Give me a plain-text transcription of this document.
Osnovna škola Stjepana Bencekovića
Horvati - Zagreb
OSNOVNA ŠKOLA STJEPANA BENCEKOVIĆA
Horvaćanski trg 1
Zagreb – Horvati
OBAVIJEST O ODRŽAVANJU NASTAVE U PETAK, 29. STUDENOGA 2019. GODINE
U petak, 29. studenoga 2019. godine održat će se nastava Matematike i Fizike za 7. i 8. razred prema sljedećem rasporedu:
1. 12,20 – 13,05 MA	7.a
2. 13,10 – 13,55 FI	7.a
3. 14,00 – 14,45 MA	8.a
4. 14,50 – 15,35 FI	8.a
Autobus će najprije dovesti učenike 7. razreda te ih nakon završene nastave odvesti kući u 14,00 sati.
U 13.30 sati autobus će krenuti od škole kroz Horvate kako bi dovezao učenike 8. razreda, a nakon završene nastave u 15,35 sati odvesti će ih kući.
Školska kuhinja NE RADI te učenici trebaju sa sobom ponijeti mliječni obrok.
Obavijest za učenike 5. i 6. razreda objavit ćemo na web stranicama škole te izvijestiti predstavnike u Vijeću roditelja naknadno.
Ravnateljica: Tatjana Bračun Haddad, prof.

****

**Task to complete:**
Every entry must be quoted exactly as it appears above.

**Full output:**
Give me a plain-text transcription of this document.
Osnovna škola Stjepana Bencekovića
Horvati - Zagreb
OSNOVNA ŠKOLA STJEPANA BENCEKOVIĆA
Horvaćanski trg 1
Zagreb – Horvati
OBAVIJEST O ODRŽAVANJU NASTAVE U PETAK, 29. STUDENOGA 2019. GODINE
U petak, 29. studenoga 2019. godine održat će se nastava Matematike i Fizike za 7. i 8. razred prema sljedećem rasporedu:
1. 12,20 – 13,05 MA	7.a
2. 13,10 – 13,55 FI	7.a
3. 14,00 – 14,45 MA	8.a
4. 14,50 – 15,35 FI	8.a
Autobus će najprije dovesti učenike 7. razreda te ih nakon završene nastave odvesti kući u 14,00 sati.
U 13.30 sati autobus će krenuti od škole kroz Horvate kako bi dovezao učenike 8. razreda, a nakon završene nastave u 15,35 sati odvesti će ih kući.
Školska kuhinja NE RADI te učenici trebaju sa sobom ponijeti mliječni obrok.
Obavijest za učenike 5. i 6. razreda objavit ćemo na web stranicama škole te izvijestiti predstavnike u Vijeću roditelja naknadno.
Ravnateljica: Tatjana Bračun Haddad, prof.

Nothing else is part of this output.